▸ **ASSIGNED TASK**
With the exception of the pictures, write out the data below precisely.

▸ **Transcribed document page entries**
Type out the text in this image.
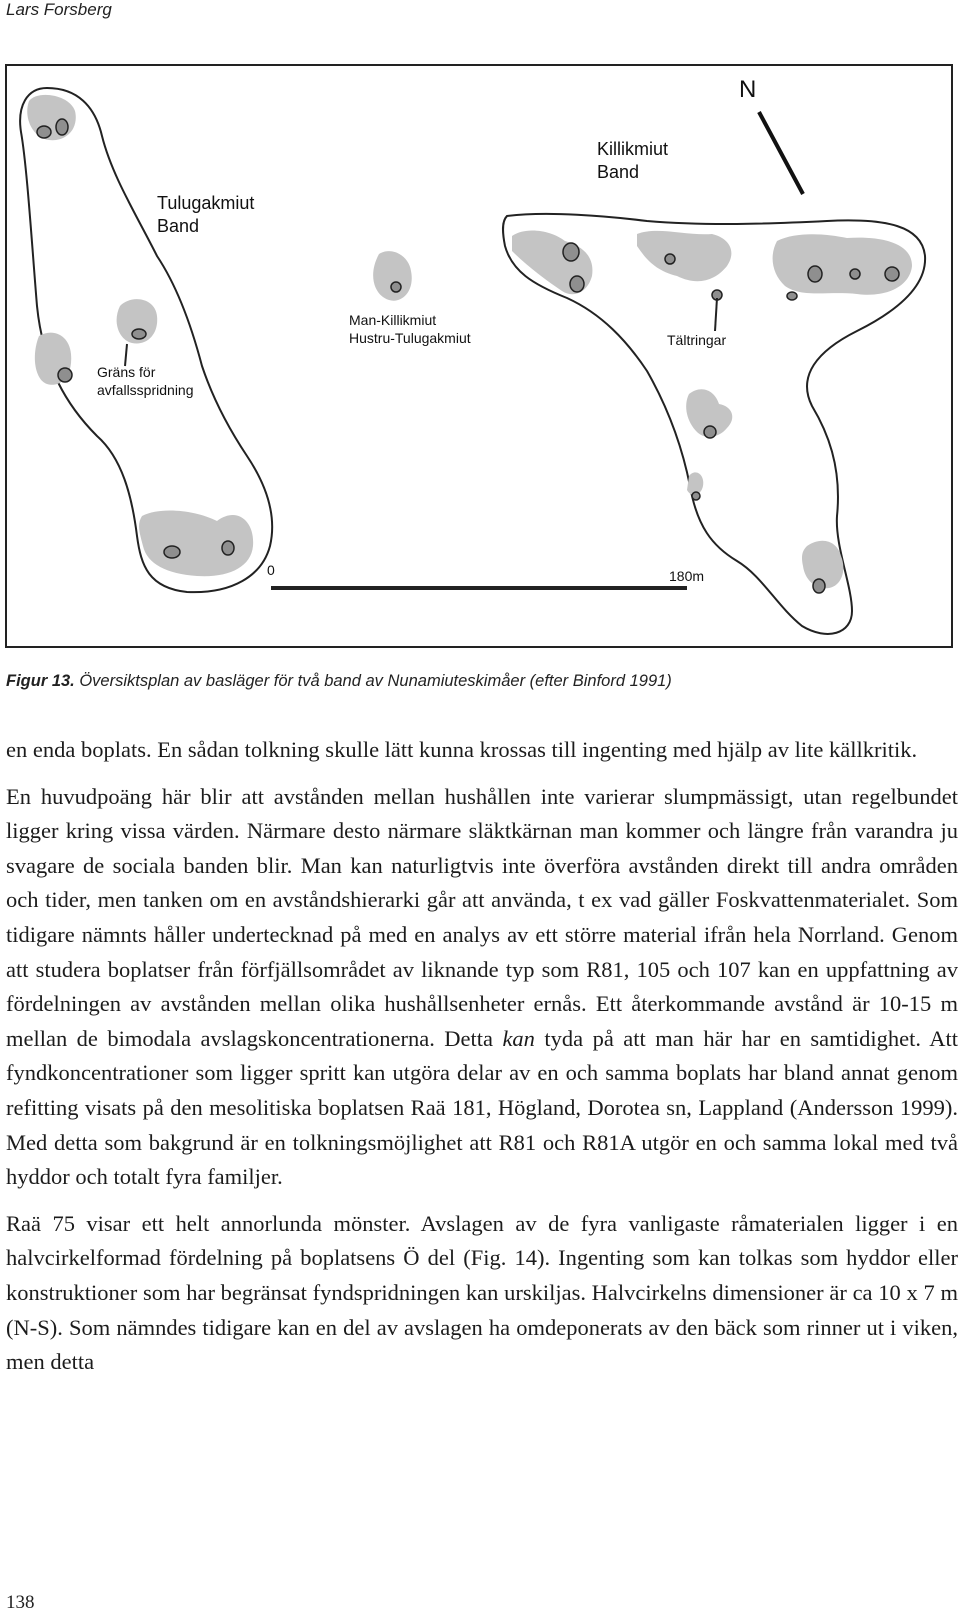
Lars Forsberg
N
Tulugakmiut
Band
Killikmiut
Band
Man-Killikmiut
Hustru-Tulugakmiut
Gräns för
avfallsspridning
Tältringar
0	180m
Figur 13. Översiktsplan av basläger för två band av Nunamiuteskimåer (efter Binford 1991)

en enda boplats. En sådan tolkning skulle lätt kunna krossas till ingenting med hjälp av lite källkritik.

En huvudpoäng här blir att avstånden mellan hushållen inte varierar slumpmässigt, utan regelbundet ligger kring vissa värden. Närmare desto närmare släktkärnan man kommer och längre från varandra ju svagare de sociala banden blir. Man kan naturligtvis inte överföra avstånden direkt till andra områden och tider, men tanken om en avståndshierarki går att använda, t ex vad gäller Foskvattenmaterialet. Som tidigare nämnts håller undertecknad på med en analys av ett större material ifrån hela Norrland. Genom att studera boplatser från förfjällsområdet av liknande typ som R81, 105 och 107 kan en uppfattning av fördelningen av avstånden mellan olika hushållsenheter ernås. Ett återkommande avstånd är 10-15 m mellan de bimodala avslagskoncentrationerna. Detta kan tyda på att man här har en samtidighet. Att fyndkoncentrationer som ligger spritt kan utgöra delar av en och samma boplats har bland annat genom refitting visats på den mesolitiska boplatsen Raä 181, Högland, Dorotea sn, Lappland (Andersson 1999). Med detta som bakgrund är en tolkningsmöjlighet att R81 och R81A utgör en och samma lokal med två hyddor och totalt fyra familjer.

Raä 75 visar ett helt annorlunda mönster. Avslagen av de fyra vanligaste råmaterialen ligger i en halvcirkelformad fördelning på boplatsens Ö del (Fig. 14). Ingenting som kan tolkas som hyddor eller konstruktioner som har begränsat fyndspridningen kan urskiljas. Halvcirkelns dimensioner är ca 10 x 7 m (N-S). Som nämndes tidigare kan en del av avslagen ha omdeponerats av den bäck som rinner ut i viken, men detta

138
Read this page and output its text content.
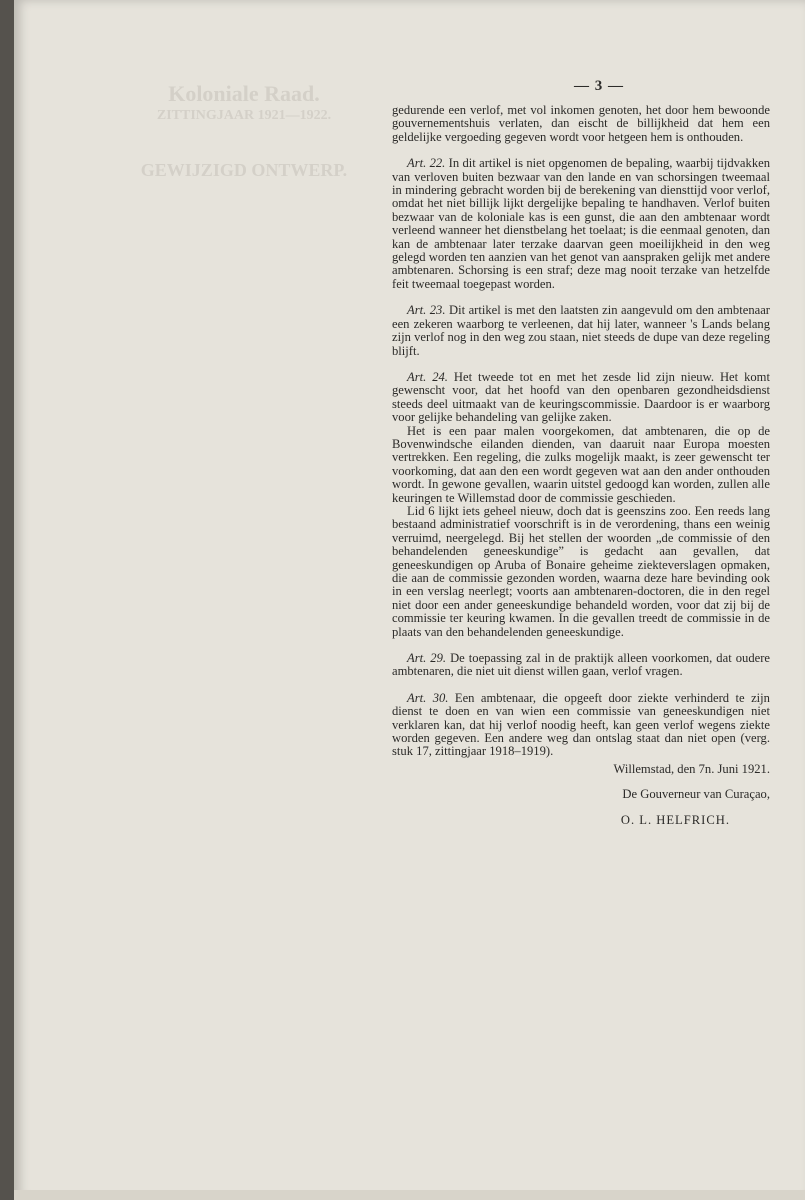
Koloniale Raad.
ZITTINGJAAR 1921—1922.
GEWIJZIGD ONTWERP.
— 3 —

gedurende een verlof, met vol inkomen genoten, het door hem bewoonde gouvernementshuis verlaten, dan eischt de billijkheid dat hem een geldelijke vergoeding gegeven wordt voor hetgeen hem is onthouden.

Art. 22. In dit artikel is niet opgenomen de bepaling, waarbij tijdvakken van verloven buiten bezwaar van den lande en van schorsingen tweemaal in mindering gebracht worden bij de berekening van diensttijd voor verlof, omdat het niet billijk lijkt dergelijke bepaling te handhaven. Verlof buiten bezwaar van de koloniale kas is een gunst, die aan den ambtenaar wordt verleend wanneer het dienstbelang het toelaat; is die eenmaal genoten, dan kan de ambtenaar later terzake daarvan geen moeilijkheid in den weg gelegd worden ten aanzien van het genot van aanspraken gelijk met andere ambtenaren. Schorsing is een straf; deze mag nooit terzake van hetzelfde feit tweemaal toegepast worden.

Art. 23. Dit artikel is met den laatsten zin aangevuld om den ambtenaar een zekeren waarborg te verleenen, dat hij later, wanneer 's Lands belang zijn verlof nog in den weg zou staan, niet steeds de dupe van deze regeling blijft.

Art. 24. Het tweede tot en met het zesde lid zijn nieuw. Het komt gewenscht voor, dat het hoofd van den openbaren gezondheidsdienst steeds deel uitmaakt van de keuringscommissie. Daardoor is er waarborg voor gelijke behandeling van gelijke zaken.

Het is een paar malen voorgekomen, dat ambtenaren, die op de Bovenwindsche eilanden dienden, van daaruit naar Europa moesten vertrekken. Een regeling, die zulks mogelijk maakt, is zeer gewenscht ter voorkoming, dat aan den een wordt gegeven wat aan den ander onthouden wordt. In gewone gevallen, waarin uitstel gedoogd kan worden, zullen alle keuringen te Willemstad door de commissie geschieden.

Lid 6 lijkt iets geheel nieuw, doch dat is geenszins zoo. Een reeds lang bestaand administratief voorschrift is in de verordening, thans een weinig verruimd, neergelegd. Bij het stellen der woorden „de commissie of den behandelenden geneeskundige” is gedacht aan gevallen, dat geneeskundigen op Aruba of Bonaire geheime ziekteverslagen opmaken, die aan de commissie gezonden worden, waarna deze hare bevinding ook in een verslag neerlegt; voorts aan ambtenaren-doctoren, die in den regel niet door een ander geneeskundige behandeld worden, voor dat zij bij de commissie ter keuring kwamen. In die gevallen treedt de commissie in de plaats van den behandelenden geneeskundige.

Art. 29. De toepassing zal in de praktijk alleen voorkomen, dat oudere ambtenaren, die niet uit dienst willen gaan, verlof vragen.

Art. 30. Een ambtenaar, die opgeeft door ziekte verhinderd te zijn dienst te doen en van wien een commissie van geneeskundigen niet verklaren kan, dat hij verlof noodig heeft, kan geen verlof wegens ziekte worden gegeven. Een andere weg dan ontslag staat dan niet open (verg. stuk 17, zittingjaar 1918–1919).

Willemstad, den 7n. Juni 1921.
De Gouverneur van Curaçao,
O. L. HELFRICH.
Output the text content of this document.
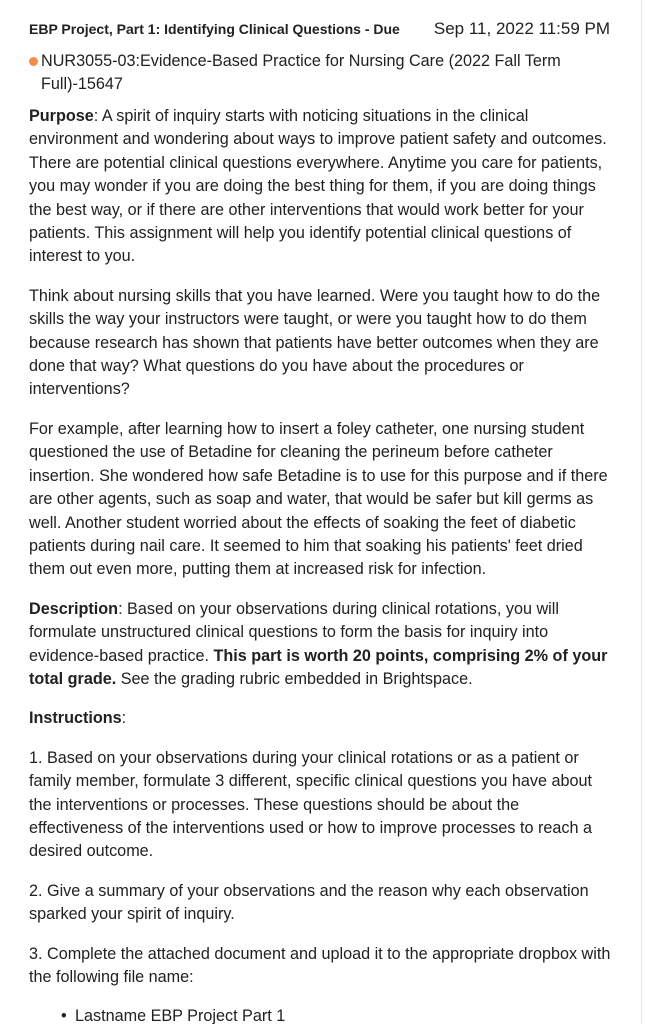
EBP Project, Part 1: Identifying Clinical Questions - Due Sep 11, 2022 11:59 PM
NUR3055-03:Evidence-Based Practice for Nursing Care (2022 Fall Term Full)-15647

Purpose: A spirit of inquiry starts with noticing situations in the clinical environment and wondering about ways to improve patient safety and outcomes. There are potential clinical questions everywhere. Anytime you care for patients, you may wonder if you are doing the best thing for them, if you are doing things the best way, or if there are other interventions that would work better for your patients. This assignment will help you identify potential clinical questions of interest to you.

Think about nursing skills that you have learned. Were you taught how to do the skills the way your instructors were taught, or were you taught how to do them because research has shown that patients have better outcomes when they are done that way? What questions do you have about the procedures or interventions?

For example, after learning how to insert a foley catheter, one nursing student questioned the use of Betadine for cleaning the perineum before catheter insertion. She wondered how safe Betadine is to use for this purpose and if there are other agents, such as soap and water, that would be safer but kill germs as well. Another student worried about the effects of soaking the feet of diabetic patients during nail care. It seemed to him that soaking his patients' feet dried them out even more, putting them at increased risk for infection.

Description: Based on your observations during clinical rotations, you will formulate unstructured clinical questions to form the basis for inquiry into evidence-based practice. This part is worth 20 points, comprising 2% of your total grade. See the grading rubric embedded in Brightspace.

Instructions:

1. Based on your observations during your clinical rotations or as a patient or family member, formulate 3 different, specific clinical questions you have about the interventions or processes. These questions should be about the effectiveness of the interventions used or how to improve processes to reach a desired outcome.

2. Give a summary of your observations and the reason why each observation sparked your spirit of inquiry.

3. Complete the attached document and upload it to the appropriate dropbox with the following file name:

• Lastname EBP Project Part 1
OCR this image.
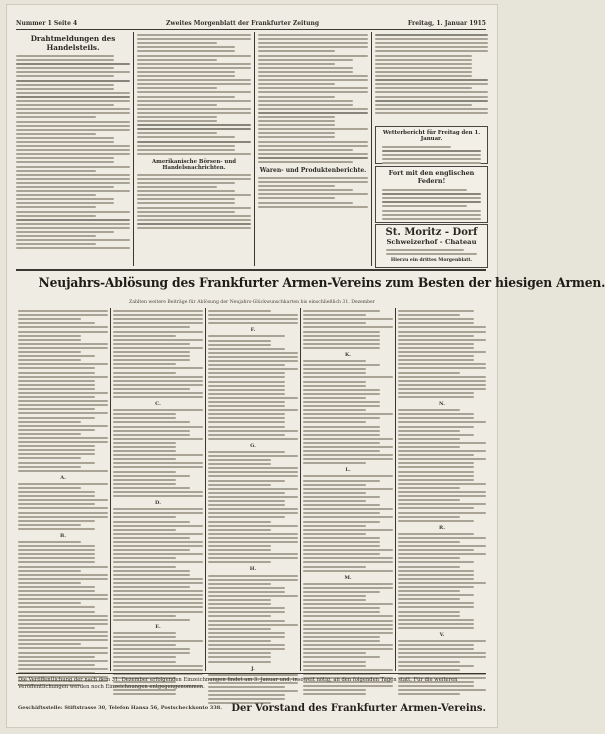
Nummer 1 Seite 4	Zweites Morgenblatt der Frankfurter Zeitung	Freitag, 1. Januar 1915
Drahtmeldungen des Handelsteils.
Amerikanische Börsen- und Handelsnachrichten.	Waren- und Produktenberichte.
Wetterbericht für Freitag den 1. Januar.
Fort mit den englischen Federn!
St. Moritz - Dorf
Schweizerhof - Chateau
Hierzu ein drittes Morgenblatt.
Neujahrs-Ablösung des Frankfurter Armen-Vereins zum Besten der hiesigen Armen.
Zahlten weitere Beiträge für Ablösung der Neujahrs-Glückwunschkarten bis einschließlich 31. Dezember
A.
B.
C.
D.
E.
F.
G.
H.
J.
K.
L.
M.
N.
R.
V.
Die Veröffentlichung der nach dem 31. Dezember erfolgenden Einzeichnungen findet am 3. Januar und, insoweit nötig, an den folgenden Tagen statt. Für die weiteren Veröffentlichungen werden noch Einzeichnungen entgegengenommen.
Geschäftsstelle: Stiftstrasse 30, Telefon Hansa 56, Postscheckkonto 338. Der Vorstand des Frankfurter Armen-Vereins.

▸ **REPLY TO THE TASK**
Type out the text in this image.
Lars Forsberg
N
Tulugakmiut
Band
Killikmiut
Band
Man-Killikmiut
Hustru-Tulugakmiut
Gräns för
avfallsspridning
Tältringar
0	180m
Figur 13. Översiktsplan av basläger för två band av Nunamiuteskimåer (efter Binford 1991)

en enda boplats. En sådan tolkning skulle lätt kunna krossas till ingenting med hjälp av lite källkritik.

En huvudpoäng här blir att avstånden mellan hushållen inte varierar slumpmässigt, utan regelbundet ligger kring vissa värden. Närmare desto närmare släktkärnan man kommer och längre från varandra ju svagare de sociala banden blir. Man kan naturligtvis inte överföra avstånden direkt till andra områden och tider, men tanken om en avståndshierarki går att använda, t ex vad gäller Foskvattenmaterialet. Som tidigare nämnts håller undertecknad på med en analys av ett större material ifrån hela Norrland. Genom att studera boplatser från förfjällsområdet av liknande typ som R81, 105 och 107 kan en uppfattning av fördelningen av avstånden mellan olika hushållsenheter ernås. Ett återkommande avstånd är 10-15 m mellan de bimodala avslagskoncentrationerna. Detta kan tyda på att man här har en samtidighet. Att fyndkoncentrationer som ligger spritt kan utgöra delar av en och samma boplats har bland annat genom refitting visats på den mesolitiska boplatsen Raä 181, Högland, Dorotea sn, Lappland (Andersson 1999). Med detta som bakgrund är en tolkningsmöjlighet att R81 och R81A utgör en och samma lokal med två hyddor och totalt fyra familjer.

Raä 75 visar ett helt annorlunda mönster. Avslagen av de fyra vanligaste råmaterialen ligger i en halvcirkelformad fördelning på boplatsens Ö del (Fig. 14). Ingenting som kan tolkas som hyddor eller konstruktioner som har begränsat fyndspridningen kan urskiljas. Halvcirkelns dimensioner är ca 10 x 7 m (N-S). Som nämndes tidigare kan en del av avslagen ha omdeponerats av den bäck som rinner ut i viken, men detta

138
Read this page and output its text content.
Koloniale Raad.
ZITTINGJAAR 1921—1922.
GEWIJZIGD ONTWERP.
— 3 —

gedurende een verlof, met vol inkomen genoten, het door hem bewoonde gouvernementshuis verlaten, dan eischt de billijkheid dat hem een geldelijke vergoeding gegeven wordt voor hetgeen hem is onthouden.

Art. 22. In dit artikel is niet opgenomen de bepaling, waarbij tijdvakken van verloven buiten bezwaar van den lande en van schorsingen tweemaal in mindering gebracht worden bij de berekening van diensttijd voor verlof, omdat het niet billijk lijkt dergelijke bepaling te handhaven. Verlof buiten bezwaar van de koloniale kas is een gunst, die aan den ambtenaar wordt verleend wanneer het dienstbelang het toelaat; is die eenmaal genoten, dan kan de ambtenaar later terzake daarvan geen moeilijkheid in den weg gelegd worden ten aanzien van het genot van aanspraken gelijk met andere ambtenaren. Schorsing is een straf; deze mag nooit terzake van hetzelfde feit tweemaal toegepast worden.

Art. 23. Dit artikel is met den laatsten zin aangevuld om den ambtenaar een zekeren waarborg te verleenen, dat hij later, wanneer 's Lands belang zijn verlof nog in den weg zou staan, niet steeds de dupe van deze regeling blijft.

Art. 24. Het tweede tot en met het zesde lid zijn nieuw. Het komt gewenscht voor, dat het hoofd van den openbaren gezondheidsdienst steeds deel uitmaakt van de keuringscommissie. Daardoor is er waarborg voor gelijke behandeling van gelijke zaken.

Het is een paar malen voorgekomen, dat ambtenaren, die op de Bovenwindsche eilanden dienden, van daaruit naar Europa moesten vertrekken. Een regeling, die zulks mogelijk maakt, is zeer gewenscht ter voorkoming, dat aan den een wordt gegeven wat aan den ander onthouden wordt. In gewone gevallen, waarin uitstel gedoogd kan worden, zullen alle keuringen te Willemstad door de commissie geschieden.

Lid 6 lijkt iets geheel nieuw, doch dat is geenszins zoo. Een reeds lang bestaand administratief voorschrift is in de verordening, thans een weinig verruimd, neergelegd. Bij het stellen der woorden „de commissie of den behandelenden geneeskundige” is gedacht aan gevallen, dat geneeskundigen op Aruba of Bonaire geheime ziekteverslagen opmaken, die aan de commissie gezonden worden, waarna deze hare bevinding ook in een verslag neerlegt; voorts aan ambtenaren-doctoren, die in den regel niet door een ander geneeskundige behandeld worden, voor dat zij bij de commissie ter keuring kwamen. In die gevallen treedt de commissie in de plaats van den behandelenden geneeskundige.

Art. 29. De toepassing zal in de praktijk alleen voorkomen, dat oudere ambtenaren, die niet uit dienst willen gaan, verlof vragen.

Art. 30. Een ambtenaar, die opgeeft door ziekte verhinderd te zijn dienst te doen en van wien een commissie van geneeskundigen niet verklaren kan, dat hij verlof noodig heeft, kan geen verlof wegens ziekte worden gegeven. Een andere weg dan ontslag staat dan niet open (verg. stuk 17, zittingjaar 1918–1919).

Willemstad, den 7n. Juni 1921.
De Gouverneur van Curaçao,
O. L. HELFRICH.
Output the text content of this document.
EBP Project, Part 1: Identifying Clinical Questions - Due Sep 11, 2022 11:59 PM
NUR3055-03:Evidence-Based Practice for Nursing Care (2022 Fall Term Full)-15647

Purpose: A spirit of inquiry starts with noticing situations in the clinical environment and wondering about ways to improve patient safety and outcomes. There are potential clinical questions everywhere. Anytime you care for patients, you may wonder if you are doing the best thing for them, if you are doing things the best way, or if there are other interventions that would work better for your patients. This assignment will help you identify potential clinical questions of interest to you.

Think about nursing skills that you have learned. Were you taught how to do the skills the way your instructors were taught, or were you taught how to do them because research has shown that patients have better outcomes when they are done that way? What questions do you have about the procedures or interventions?

For example, after learning how to insert a foley catheter, one nursing student questioned the use of Betadine for cleaning the perineum before catheter insertion. She wondered how safe Betadine is to use for this purpose and if there are other agents, such as soap and water, that would be safer but kill germs as well. Another student worried about the effects of soaking the feet of diabetic patients during nail care. It seemed to him that soaking his patients' feet dried them out even more, putting them at increased risk for infection.

Description: Based on your observations during clinical rotations, you will formulate unstructured clinical questions to form the basis for inquiry into evidence-based practice. This part is worth 20 points, comprising 2% of your total grade. See the grading rubric embedded in Brightspace.

Instructions:

1. Based on your observations during your clinical rotations or as a patient or family member, formulate 3 different, specific clinical questions you have about the interventions or processes. These questions should be about the effectiveness of the interventions used or how to improve processes to reach a desired outcome.

2. Give a summary of your observations and the reason why each observation sparked your spirit of inquiry.

3. Complete the attached document and upload it to the appropriate dropbox with the following file name:

• Lastname EBP Project Part 1
OCR this image.
Nummer 1 Seite 4	Zweites Morgenblatt der Frankfurter Zeitung	Freitag, 1. Januar 1915
Drahtmeldungen des Handelsteils.
Amerikanische Börsen- und Handelsnachrichten.	Waren- und Produktenberichte.
Wetterbericht für Freitag den 1. Januar.
Fort mit den englischen Federn!
St. Moritz - Dorf
Schweizerhof - Chateau
Hierzu ein drittes Morgenblatt.
Neujahrs-Ablösung des Frankfurter Armen-Vereins zum Besten der hiesigen Armen.
Zahlten weitere Beiträge für Ablösung der Neujahrs-Glückwunschkarten bis einschließlich 31. Dezember
A.
B.
C.
D.
E.
F.
G.
H.
J.
K.
L.
M.
N.
R.
V.
Die Veröffentlichung der nach dem 31. Dezember erfolgenden Einzeichnungen findet am 3. Januar und, insoweit nötig, an den folgenden Tagen statt. Für die weiteren Veröffentlichungen werden noch Einzeichnungen entgegengenommen.
Geschäftsstelle: Stiftstrasse 30, Telefon Hansa 56, Postscheckkonto 338. Der Vorstand des Frankfurter Armen-Vereins.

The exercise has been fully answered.